[Start of The records]
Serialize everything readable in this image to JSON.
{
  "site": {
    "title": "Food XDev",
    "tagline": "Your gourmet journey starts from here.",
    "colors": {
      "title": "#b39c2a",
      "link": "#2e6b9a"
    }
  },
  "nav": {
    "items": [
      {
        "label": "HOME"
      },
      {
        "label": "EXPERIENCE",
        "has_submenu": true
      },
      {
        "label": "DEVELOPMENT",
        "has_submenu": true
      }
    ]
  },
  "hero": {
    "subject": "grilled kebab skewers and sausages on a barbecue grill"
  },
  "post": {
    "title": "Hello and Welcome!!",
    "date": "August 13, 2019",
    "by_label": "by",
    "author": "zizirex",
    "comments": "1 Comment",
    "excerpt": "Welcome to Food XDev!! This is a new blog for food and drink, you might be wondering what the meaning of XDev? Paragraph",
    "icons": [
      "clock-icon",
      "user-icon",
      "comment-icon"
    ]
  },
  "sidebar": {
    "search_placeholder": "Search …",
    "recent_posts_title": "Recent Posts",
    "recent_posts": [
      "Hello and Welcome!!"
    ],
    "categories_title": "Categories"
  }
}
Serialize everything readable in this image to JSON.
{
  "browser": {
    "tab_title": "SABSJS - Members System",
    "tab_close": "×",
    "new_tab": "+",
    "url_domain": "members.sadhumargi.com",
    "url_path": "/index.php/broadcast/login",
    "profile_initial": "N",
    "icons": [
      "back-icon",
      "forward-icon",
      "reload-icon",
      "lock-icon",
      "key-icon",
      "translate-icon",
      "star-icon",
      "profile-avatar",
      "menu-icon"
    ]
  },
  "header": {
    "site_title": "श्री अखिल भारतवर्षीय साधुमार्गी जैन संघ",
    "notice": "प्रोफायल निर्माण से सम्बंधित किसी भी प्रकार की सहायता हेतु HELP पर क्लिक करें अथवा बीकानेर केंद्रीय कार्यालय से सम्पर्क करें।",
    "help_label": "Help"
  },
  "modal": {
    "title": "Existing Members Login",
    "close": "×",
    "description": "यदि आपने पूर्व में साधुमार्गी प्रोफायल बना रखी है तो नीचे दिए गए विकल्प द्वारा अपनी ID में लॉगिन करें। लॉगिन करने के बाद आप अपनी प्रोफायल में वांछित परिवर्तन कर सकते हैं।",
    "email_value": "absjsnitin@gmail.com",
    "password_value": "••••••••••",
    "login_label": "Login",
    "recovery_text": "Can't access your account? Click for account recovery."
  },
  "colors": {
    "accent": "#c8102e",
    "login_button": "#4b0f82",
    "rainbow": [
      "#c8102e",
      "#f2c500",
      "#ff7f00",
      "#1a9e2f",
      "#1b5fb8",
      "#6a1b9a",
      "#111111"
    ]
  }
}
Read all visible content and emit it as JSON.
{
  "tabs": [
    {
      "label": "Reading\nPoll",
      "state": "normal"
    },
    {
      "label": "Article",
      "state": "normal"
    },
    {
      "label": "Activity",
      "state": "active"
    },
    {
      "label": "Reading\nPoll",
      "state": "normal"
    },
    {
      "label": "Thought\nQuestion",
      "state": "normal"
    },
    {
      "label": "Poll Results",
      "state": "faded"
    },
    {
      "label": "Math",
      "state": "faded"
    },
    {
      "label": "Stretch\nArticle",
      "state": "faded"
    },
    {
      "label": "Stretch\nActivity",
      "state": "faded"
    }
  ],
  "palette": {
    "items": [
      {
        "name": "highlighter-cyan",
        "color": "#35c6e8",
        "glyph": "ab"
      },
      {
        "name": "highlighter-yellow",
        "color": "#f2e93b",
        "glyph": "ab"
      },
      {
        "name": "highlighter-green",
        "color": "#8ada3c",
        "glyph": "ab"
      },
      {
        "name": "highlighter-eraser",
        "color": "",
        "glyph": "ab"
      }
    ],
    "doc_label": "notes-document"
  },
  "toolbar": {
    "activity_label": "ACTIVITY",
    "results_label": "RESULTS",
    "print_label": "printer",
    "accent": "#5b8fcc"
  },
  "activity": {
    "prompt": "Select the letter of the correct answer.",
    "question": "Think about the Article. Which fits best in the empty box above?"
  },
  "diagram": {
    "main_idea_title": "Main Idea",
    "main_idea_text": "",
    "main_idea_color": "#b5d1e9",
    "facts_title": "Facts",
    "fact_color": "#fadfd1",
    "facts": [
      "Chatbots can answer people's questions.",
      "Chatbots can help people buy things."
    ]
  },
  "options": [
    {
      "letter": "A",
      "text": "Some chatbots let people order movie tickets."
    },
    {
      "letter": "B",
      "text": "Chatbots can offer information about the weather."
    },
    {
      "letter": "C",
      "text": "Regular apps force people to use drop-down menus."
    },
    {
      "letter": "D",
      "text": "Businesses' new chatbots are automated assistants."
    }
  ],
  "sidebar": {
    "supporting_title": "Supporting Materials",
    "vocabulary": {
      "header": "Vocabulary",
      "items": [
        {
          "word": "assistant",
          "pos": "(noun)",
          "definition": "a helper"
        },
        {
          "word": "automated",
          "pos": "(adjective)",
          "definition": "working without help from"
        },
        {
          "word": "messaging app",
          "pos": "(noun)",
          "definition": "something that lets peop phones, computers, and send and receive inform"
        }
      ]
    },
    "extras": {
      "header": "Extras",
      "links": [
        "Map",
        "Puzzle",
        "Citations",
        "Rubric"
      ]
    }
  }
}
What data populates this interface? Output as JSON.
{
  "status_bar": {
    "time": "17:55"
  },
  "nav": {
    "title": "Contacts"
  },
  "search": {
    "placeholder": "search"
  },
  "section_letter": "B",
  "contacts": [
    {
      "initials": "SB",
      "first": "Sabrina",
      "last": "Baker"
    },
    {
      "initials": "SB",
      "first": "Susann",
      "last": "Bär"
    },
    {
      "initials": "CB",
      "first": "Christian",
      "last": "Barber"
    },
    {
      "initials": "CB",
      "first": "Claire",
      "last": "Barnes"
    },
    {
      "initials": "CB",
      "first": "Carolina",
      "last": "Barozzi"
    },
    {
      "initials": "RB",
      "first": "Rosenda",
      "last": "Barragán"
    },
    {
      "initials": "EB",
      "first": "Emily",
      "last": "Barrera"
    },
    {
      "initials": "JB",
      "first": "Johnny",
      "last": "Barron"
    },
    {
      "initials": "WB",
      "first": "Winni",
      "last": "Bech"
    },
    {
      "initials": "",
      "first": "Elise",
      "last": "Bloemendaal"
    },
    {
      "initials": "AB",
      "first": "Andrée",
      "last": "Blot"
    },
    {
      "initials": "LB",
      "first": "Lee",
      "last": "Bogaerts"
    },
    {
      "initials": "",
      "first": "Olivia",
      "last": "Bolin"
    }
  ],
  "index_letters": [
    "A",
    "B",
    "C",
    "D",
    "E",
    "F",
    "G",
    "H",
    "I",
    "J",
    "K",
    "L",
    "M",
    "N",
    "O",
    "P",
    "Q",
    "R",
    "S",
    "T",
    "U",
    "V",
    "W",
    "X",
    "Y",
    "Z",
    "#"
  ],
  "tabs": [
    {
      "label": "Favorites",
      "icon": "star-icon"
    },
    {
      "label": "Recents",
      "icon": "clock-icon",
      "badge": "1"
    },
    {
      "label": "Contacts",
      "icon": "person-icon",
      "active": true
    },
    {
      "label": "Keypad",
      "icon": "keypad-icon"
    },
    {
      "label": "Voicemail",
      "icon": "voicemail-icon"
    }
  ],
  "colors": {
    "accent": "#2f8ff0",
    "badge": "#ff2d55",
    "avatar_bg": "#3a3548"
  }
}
[End of The records]
- Exercise goal: Find all lines with "from" in them and copy each one.

- Expected answer:
    "tagline": "Your gourmet journey starts from here.",
          "definition": "working without help from"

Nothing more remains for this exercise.